Rows from a dataset:
|---|
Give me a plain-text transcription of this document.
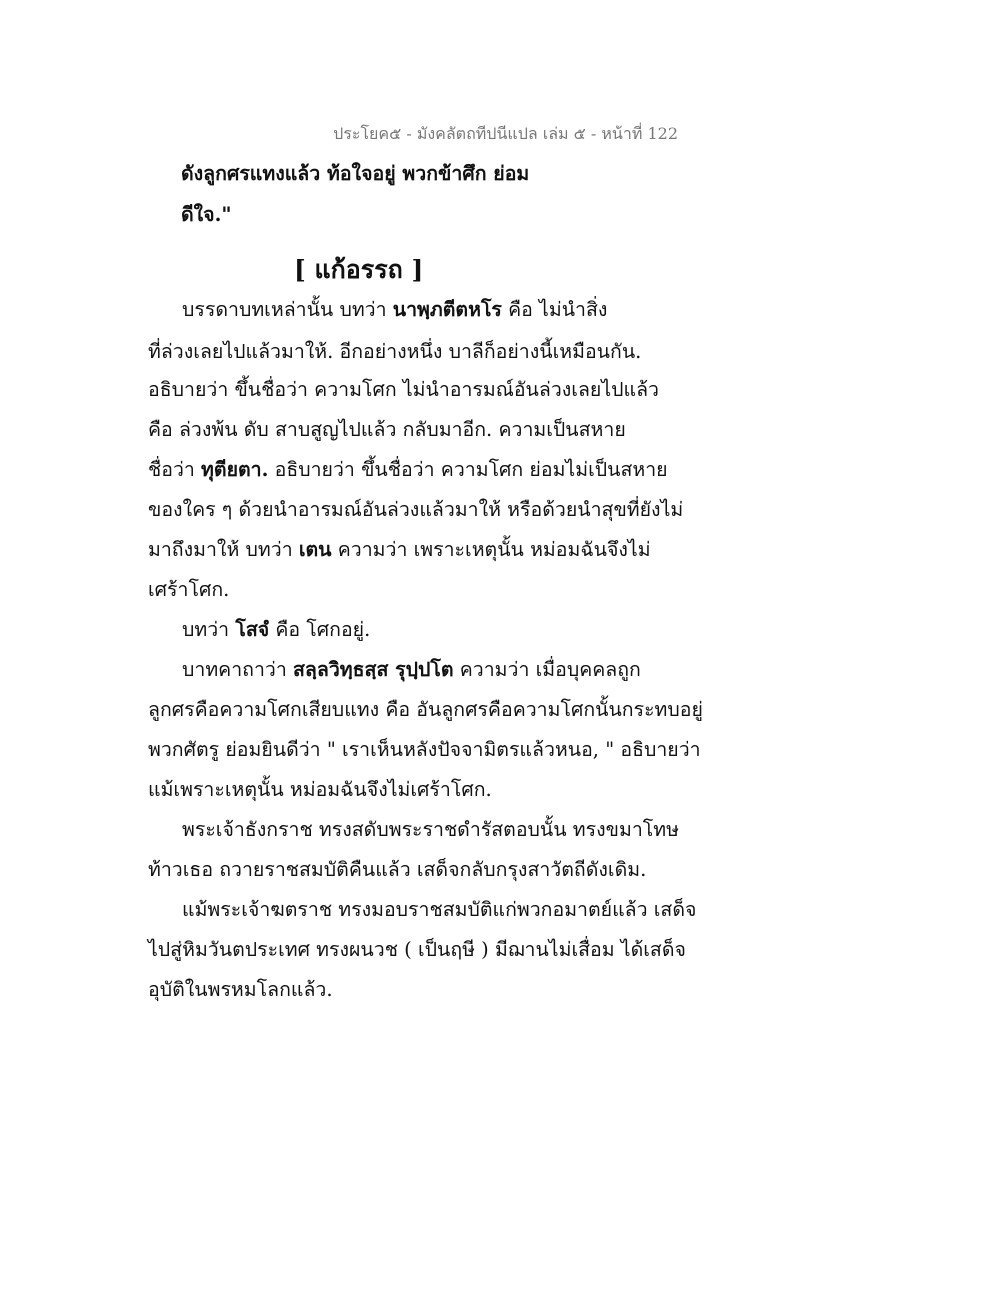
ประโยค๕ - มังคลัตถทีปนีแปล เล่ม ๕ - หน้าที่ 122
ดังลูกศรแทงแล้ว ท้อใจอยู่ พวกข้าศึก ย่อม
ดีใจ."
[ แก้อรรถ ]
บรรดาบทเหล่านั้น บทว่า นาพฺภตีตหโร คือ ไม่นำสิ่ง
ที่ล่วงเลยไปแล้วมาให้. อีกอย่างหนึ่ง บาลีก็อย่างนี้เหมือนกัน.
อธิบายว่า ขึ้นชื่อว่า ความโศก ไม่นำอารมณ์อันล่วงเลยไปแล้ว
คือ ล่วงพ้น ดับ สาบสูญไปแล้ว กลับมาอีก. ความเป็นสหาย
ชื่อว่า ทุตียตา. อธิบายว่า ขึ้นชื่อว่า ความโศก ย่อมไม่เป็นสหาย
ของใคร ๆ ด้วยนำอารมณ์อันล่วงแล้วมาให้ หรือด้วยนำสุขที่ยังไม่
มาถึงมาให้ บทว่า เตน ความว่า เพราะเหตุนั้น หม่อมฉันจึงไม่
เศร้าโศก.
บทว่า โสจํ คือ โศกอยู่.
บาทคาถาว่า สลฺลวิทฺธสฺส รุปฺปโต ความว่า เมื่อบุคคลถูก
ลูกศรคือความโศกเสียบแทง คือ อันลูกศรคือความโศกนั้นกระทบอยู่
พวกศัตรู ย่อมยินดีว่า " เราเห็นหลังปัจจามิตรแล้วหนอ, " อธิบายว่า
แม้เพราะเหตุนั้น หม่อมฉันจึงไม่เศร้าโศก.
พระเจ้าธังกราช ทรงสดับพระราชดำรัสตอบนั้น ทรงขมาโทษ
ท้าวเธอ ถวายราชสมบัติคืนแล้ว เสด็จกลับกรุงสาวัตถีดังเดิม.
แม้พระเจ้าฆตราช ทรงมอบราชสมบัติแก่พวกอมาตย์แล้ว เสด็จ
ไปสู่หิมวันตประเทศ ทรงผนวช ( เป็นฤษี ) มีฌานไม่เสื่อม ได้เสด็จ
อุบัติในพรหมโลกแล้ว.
|---|
— Task brief —
Reproduce every line above as written, skipping pictures.

— Finished exercise —
Give me a plain-text transcription of this document.
ประโยค๕ - มังคลัตถทีปนีแปล เล่ม ๕ - หน้าที่ 122
ดังลูกศรแทงแล้ว ท้อใจอยู่ พวกข้าศึก ย่อม
ดีใจ."
[ แก้อรรถ ]
บรรดาบทเหล่านั้น บทว่า นาพฺภตีตหโร คือ ไม่นำสิ่ง
ที่ล่วงเลยไปแล้วมาให้. อีกอย่างหนึ่ง บาลีก็อย่างนี้เหมือนกัน.
อธิบายว่า ขึ้นชื่อว่า ความโศก ไม่นำอารมณ์อันล่วงเลยไปแล้ว
คือ ล่วงพ้น ดับ สาบสูญไปแล้ว กลับมาอีก. ความเป็นสหาย
ชื่อว่า ทุตียตา. อธิบายว่า ขึ้นชื่อว่า ความโศก ย่อมไม่เป็นสหาย
ของใคร ๆ ด้วยนำอารมณ์อันล่วงแล้วมาให้ หรือด้วยนำสุขที่ยังไม่
มาถึงมาให้ บทว่า เตน ความว่า เพราะเหตุนั้น หม่อมฉันจึงไม่
เศร้าโศก.
บทว่า โสจํ คือ โศกอยู่.
บาทคาถาว่า สลฺลวิทฺธสฺส รุปฺปโต ความว่า เมื่อบุคคลถูก
ลูกศรคือความโศกเสียบแทง คือ อันลูกศรคือความโศกนั้นกระทบอยู่
พวกศัตรู ย่อมยินดีว่า " เราเห็นหลังปัจจามิตรแล้วหนอ, " อธิบายว่า
แม้เพราะเหตุนั้น หม่อมฉันจึงไม่เศร้าโศก.
พระเจ้าธังกราช ทรงสดับพระราชดำรัสตอบนั้น ทรงขมาโทษ
ท้าวเธอ ถวายราชสมบัติคืนแล้ว เสด็จกลับกรุงสาวัตถีดังเดิม.
แม้พระเจ้าฆตราช ทรงมอบราชสมบัติแก่พวกอมาตย์แล้ว เสด็จ
ไปสู่หิมวันตประเทศ ทรงผนวช ( เป็นฤษี ) มีฌานไม่เสื่อม ได้เสด็จ
อุบัติในพรหมโลกแล้ว.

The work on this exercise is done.